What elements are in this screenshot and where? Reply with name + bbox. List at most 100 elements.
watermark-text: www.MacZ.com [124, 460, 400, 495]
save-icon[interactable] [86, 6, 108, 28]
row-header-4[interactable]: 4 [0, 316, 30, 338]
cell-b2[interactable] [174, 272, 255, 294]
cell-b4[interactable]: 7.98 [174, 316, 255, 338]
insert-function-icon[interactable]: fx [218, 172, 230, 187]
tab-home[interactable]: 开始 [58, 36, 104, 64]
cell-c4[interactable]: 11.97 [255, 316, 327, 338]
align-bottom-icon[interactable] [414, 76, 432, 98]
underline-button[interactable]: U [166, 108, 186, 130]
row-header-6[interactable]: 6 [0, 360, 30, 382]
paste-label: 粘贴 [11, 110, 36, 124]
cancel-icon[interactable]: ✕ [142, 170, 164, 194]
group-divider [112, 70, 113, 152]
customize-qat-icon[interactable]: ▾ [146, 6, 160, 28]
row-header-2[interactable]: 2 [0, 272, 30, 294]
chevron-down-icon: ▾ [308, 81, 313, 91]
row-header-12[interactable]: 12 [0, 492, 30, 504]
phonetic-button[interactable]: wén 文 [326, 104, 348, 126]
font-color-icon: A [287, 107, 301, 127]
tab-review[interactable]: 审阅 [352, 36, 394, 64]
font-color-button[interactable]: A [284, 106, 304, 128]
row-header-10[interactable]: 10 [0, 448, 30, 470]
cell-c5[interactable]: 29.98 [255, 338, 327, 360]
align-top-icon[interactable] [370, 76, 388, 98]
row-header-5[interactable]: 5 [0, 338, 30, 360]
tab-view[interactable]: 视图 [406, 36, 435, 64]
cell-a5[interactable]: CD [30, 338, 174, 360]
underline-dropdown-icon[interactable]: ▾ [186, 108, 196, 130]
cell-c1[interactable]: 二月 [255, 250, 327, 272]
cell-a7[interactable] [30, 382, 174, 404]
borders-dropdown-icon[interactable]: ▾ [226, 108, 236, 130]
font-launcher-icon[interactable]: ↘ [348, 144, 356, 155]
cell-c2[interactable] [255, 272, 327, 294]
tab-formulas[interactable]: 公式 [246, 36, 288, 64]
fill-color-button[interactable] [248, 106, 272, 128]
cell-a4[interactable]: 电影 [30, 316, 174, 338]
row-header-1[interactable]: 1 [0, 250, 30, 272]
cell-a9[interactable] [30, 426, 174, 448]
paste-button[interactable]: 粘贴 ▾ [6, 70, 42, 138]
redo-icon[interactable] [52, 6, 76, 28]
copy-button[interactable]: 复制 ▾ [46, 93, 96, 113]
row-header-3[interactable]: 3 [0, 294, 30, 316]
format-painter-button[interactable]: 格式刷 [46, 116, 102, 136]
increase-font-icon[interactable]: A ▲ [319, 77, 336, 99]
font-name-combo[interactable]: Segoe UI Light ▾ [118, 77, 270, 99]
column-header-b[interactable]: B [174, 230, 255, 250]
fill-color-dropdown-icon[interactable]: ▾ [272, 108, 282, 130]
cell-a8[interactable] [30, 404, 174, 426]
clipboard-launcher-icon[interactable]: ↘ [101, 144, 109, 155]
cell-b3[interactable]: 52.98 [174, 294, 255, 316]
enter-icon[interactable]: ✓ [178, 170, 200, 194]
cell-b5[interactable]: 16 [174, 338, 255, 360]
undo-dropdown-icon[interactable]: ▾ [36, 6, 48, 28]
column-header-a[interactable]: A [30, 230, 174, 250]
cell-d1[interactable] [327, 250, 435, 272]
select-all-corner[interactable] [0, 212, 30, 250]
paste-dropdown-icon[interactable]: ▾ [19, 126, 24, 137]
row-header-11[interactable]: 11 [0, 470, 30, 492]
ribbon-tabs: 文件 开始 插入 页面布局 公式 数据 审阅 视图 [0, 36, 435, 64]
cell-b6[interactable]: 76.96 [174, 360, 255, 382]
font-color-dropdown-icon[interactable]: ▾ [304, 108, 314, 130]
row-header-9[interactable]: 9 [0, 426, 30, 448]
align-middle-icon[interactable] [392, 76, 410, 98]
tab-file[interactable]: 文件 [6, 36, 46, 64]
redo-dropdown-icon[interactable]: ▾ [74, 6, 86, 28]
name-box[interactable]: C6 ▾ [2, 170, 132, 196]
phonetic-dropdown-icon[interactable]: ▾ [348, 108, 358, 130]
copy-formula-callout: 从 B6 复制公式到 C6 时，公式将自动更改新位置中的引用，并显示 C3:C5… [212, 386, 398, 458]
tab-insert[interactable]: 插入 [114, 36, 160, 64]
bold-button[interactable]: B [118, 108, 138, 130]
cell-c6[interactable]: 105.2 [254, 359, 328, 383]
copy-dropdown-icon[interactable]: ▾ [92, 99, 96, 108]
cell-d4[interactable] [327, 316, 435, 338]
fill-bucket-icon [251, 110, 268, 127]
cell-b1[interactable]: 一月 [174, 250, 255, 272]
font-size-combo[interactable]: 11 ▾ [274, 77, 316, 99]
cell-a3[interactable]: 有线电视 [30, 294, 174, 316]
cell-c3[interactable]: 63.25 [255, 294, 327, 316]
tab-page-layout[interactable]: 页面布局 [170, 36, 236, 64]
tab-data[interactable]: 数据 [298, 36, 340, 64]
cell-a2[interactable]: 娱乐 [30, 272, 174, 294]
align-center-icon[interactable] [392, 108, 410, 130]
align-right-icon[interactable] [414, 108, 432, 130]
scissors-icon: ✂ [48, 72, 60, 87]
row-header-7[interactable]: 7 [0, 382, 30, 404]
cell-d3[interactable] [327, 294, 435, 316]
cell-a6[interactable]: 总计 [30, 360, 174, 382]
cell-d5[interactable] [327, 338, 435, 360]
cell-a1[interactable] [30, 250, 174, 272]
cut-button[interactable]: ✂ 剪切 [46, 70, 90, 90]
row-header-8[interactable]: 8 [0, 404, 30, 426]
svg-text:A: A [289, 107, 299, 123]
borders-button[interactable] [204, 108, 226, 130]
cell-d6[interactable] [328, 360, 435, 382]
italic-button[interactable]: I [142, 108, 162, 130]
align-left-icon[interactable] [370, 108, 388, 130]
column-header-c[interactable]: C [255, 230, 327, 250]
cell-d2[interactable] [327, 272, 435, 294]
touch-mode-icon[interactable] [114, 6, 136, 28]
* * * * * * *
▶ [Your objective]:
Return every line of the items, unchanged, from the first line up to and including the line with "row-header-12[interactable]: 12 [0, 492, 30, 504]".

▶ [Written response]:
What elements are in this screenshot and where? Reply with name + bbox. List at most 100 elements.
watermark-text: www.MacZ.com [124, 460, 400, 495]
save-icon[interactable] [86, 6, 108, 28]
row-header-4[interactable]: 4 [0, 316, 30, 338]
cell-b2[interactable] [174, 272, 255, 294]
cell-b4[interactable]: 7.98 [174, 316, 255, 338]
insert-function-icon[interactable]: fx [218, 172, 230, 187]
tab-home[interactable]: 开始 [58, 36, 104, 64]
cell-c4[interactable]: 11.97 [255, 316, 327, 338]
align-bottom-icon[interactable] [414, 76, 432, 98]
underline-button[interactable]: U [166, 108, 186, 130]
row-header-6[interactable]: 6 [0, 360, 30, 382]
paste-label: 粘贴 [11, 110, 36, 124]
cancel-icon[interactable]: ✕ [142, 170, 164, 194]
group-divider [112, 70, 113, 152]
customize-qat-icon[interactable]: ▾ [146, 6, 160, 28]
row-header-2[interactable]: 2 [0, 272, 30, 294]
chevron-down-icon: ▾ [308, 81, 313, 91]
row-header-12[interactable]: 12 [0, 492, 30, 504]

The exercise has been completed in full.